• Exercise details
Would you transcribe the listing that follows, character for character, and omit its images?

(Chart and figure data)
#####

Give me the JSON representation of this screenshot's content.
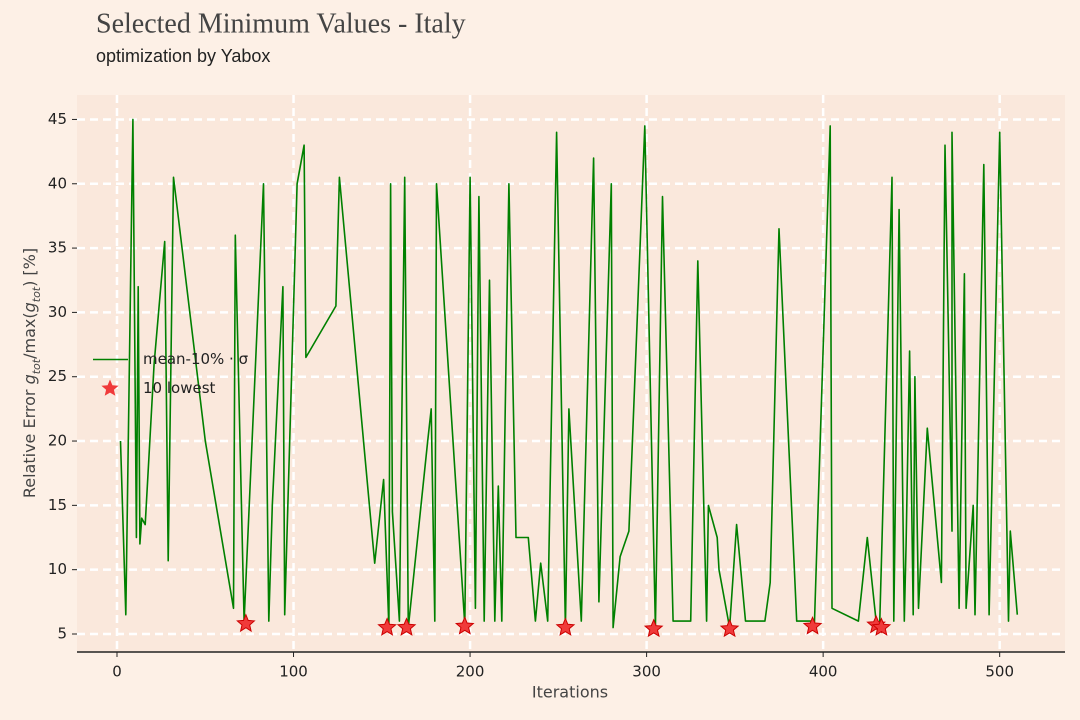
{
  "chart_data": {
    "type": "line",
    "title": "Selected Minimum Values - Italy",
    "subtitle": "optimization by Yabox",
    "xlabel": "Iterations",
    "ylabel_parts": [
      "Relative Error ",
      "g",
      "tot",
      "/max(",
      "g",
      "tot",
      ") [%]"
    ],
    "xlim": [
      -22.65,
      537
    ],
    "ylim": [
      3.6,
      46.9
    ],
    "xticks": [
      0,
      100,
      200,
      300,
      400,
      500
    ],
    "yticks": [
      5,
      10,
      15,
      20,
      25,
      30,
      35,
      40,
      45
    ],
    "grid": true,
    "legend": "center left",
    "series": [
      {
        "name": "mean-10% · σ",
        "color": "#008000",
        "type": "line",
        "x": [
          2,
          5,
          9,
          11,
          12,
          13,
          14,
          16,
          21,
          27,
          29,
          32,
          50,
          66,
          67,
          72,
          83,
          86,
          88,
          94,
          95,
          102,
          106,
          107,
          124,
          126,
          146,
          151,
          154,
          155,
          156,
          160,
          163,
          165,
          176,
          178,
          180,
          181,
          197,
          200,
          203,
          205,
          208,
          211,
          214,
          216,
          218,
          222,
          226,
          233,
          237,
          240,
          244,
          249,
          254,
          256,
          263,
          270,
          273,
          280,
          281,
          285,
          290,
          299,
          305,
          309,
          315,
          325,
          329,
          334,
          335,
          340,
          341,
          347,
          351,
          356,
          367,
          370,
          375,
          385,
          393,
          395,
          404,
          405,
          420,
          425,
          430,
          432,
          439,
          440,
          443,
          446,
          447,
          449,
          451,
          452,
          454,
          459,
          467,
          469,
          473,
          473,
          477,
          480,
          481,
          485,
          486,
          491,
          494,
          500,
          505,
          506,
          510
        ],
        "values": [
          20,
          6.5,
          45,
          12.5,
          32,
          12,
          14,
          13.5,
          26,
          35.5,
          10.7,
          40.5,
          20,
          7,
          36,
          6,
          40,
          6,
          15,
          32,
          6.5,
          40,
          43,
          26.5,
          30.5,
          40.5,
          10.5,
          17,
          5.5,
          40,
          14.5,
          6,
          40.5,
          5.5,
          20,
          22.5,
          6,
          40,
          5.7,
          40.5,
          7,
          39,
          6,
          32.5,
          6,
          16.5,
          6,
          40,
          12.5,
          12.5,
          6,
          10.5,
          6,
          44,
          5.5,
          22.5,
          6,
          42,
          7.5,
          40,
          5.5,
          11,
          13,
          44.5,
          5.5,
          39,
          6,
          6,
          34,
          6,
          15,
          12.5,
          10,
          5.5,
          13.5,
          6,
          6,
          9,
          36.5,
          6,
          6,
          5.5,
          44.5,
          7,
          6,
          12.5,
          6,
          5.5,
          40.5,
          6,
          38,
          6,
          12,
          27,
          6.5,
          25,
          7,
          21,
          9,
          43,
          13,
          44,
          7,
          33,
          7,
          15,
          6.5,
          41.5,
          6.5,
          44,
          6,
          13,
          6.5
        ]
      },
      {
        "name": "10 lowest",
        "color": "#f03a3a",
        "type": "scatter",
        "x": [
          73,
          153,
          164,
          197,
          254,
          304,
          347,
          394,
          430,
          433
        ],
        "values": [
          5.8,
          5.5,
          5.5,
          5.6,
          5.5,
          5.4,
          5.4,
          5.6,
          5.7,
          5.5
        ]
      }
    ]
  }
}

#####

• Reply
Give me the JSON representation of this screenshot's content.
{
  "chart_data": {
    "type": "line",
    "title": "Selected Minimum Values - Italy",
    "subtitle": "optimization by Yabox",
    "xlabel": "Iterations",
    "ylabel_parts": [
      "Relative Error ",
      "g",
      "tot",
      "/max(",
      "g",
      "tot",
      ") [%]"
    ],
    "xlim": [
      -22.65,
      537
    ],
    "ylim": [
      3.6,
      46.9
    ],
    "xticks": [
      0,
      100,
      200,
      300,
      400,
      500
    ],
    "yticks": [
      5,
      10,
      15,
      20,
      25,
      30,
      35,
      40,
      45
    ],
    "grid": true,
    "legend": "center left",
    "series": [
      {
        "name": "mean-10% · σ",
        "color": "#008000",
        "type": "line",
        "x": [
          2,
          5,
          9,
          11,
          12,
          13,
          14,
          16,
          21,
          27,
          29,
          32,
          50,
          66,
          67,
          72,
          83,
          86,
          88,
          94,
          95,
          102,
          106,
          107,
          124,
          126,
          146,
          151,
          154,
          155,
          156,
          160,
          163,
          165,
          176,
          178,
          180,
          181,
          197,
          200,
          203,
          205,
          208,
          211,
          214,
          216,
          218,
          222,
          226,
          233,
          237,
          240,
          244,
          249,
          254,
          256,
          263,
          270,
          273,
          280,
          281,
          285,
          290,
          299,
          305,
          309,
          315,
          325,
          329,
          334,
          335,
          340,
          341,
          347,
          351,
          356,
          367,
          370,
          375,
          385,
          393,
          395,
          404,
          405,
          420,
          425,
          430,
          432,
          439,
          440,
          443,
          446,
          447,
          449,
          451,
          452,
          454,
          459,
          467,
          469,
          473,
          473,
          477,
          480,
          481,
          485,
          486,
          491,
          494,
          500,
          505,
          506,
          510
        ],
        "values": [
          20,
          6.5,
          45,
          12.5,
          32,
          12,
          14,
          13.5,
          26,
          35.5,
          10.7,
          40.5,
          20,
          7,
          36,
          6,
          40,
          6,
          15,
          32,
          6.5,
          40,
          43,
          26.5,
          30.5,
          40.5,
          10.5,
          17,
          5.5,
          40,
          14.5,
          6,
          40.5,
          5.5,
          20,
          22.5,
          6,
          40,
          5.7,
          40.5,
          7,
          39,
          6,
          32.5,
          6,
          16.5,
          6,
          40,
          12.5,
          12.5,
          6,
          10.5,
          6,
          44,
          5.5,
          22.5,
          6,
          42,
          7.5,
          40,
          5.5,
          11,
          13,
          44.5,
          5.5,
          39,
          6,
          6,
          34,
          6,
          15,
          12.5,
          10,
          5.5,
          13.5,
          6,
          6,
          9,
          36.5,
          6,
          6,
          5.5,
          44.5,
          7,
          6,
          12.5,
          6,
          5.5,
          40.5,
          6,
          38,
          6,
          12,
          27,
          6.5,
          25,
          7,
          21,
          9,
          43,
          13,
          44,
          7,
          33,
          7,
          15,
          6.5,
          41.5,
          6.5,
          44,
          6,
          13,
          6.5
        ]
      },
      {
        "name": "10 lowest",
        "color": "#f03a3a",
        "type": "scatter",
        "x": [
          73,
          153,
          164,
          197,
          254,
          304,
          347,
          394,
          430,
          433
        ],
        "values": [
          5.8,
          5.5,
          5.5,
          5.6,
          5.5,
          5.4,
          5.4,
          5.6,
          5.7,
          5.5
        ]
      }
    ]
  }
}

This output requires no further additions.